**Goal**
What lines of the data hold the string "name"? Pull each one out.

**Stored rows**
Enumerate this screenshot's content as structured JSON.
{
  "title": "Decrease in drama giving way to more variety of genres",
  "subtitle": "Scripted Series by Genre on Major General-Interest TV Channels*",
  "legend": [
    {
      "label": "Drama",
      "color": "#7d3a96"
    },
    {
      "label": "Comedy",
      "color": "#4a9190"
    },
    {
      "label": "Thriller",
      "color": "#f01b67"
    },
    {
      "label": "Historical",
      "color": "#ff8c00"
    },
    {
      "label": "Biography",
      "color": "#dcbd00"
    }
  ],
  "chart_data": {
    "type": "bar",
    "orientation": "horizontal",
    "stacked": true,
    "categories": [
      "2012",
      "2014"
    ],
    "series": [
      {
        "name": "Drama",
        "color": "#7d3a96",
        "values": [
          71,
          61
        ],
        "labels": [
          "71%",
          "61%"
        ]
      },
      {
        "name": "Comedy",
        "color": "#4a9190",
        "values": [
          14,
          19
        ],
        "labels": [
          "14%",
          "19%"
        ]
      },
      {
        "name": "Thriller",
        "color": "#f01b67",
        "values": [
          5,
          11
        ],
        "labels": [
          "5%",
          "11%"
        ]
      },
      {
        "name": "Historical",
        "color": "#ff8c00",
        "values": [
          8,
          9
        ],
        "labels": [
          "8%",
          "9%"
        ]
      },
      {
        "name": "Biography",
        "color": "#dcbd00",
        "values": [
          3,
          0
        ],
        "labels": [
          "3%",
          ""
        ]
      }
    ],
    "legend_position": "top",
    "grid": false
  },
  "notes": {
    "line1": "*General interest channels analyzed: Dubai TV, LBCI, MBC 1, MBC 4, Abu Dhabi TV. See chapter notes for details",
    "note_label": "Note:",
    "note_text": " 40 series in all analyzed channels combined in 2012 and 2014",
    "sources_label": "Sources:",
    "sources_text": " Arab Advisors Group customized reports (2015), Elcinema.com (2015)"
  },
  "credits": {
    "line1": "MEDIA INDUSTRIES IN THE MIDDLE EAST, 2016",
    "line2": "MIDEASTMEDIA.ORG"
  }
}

**Response to this exercise**
        "name": "Drama",
        "name": "Comedy",
        "name": "Thriller",
        "name": "Historical",
        "name": "Biography",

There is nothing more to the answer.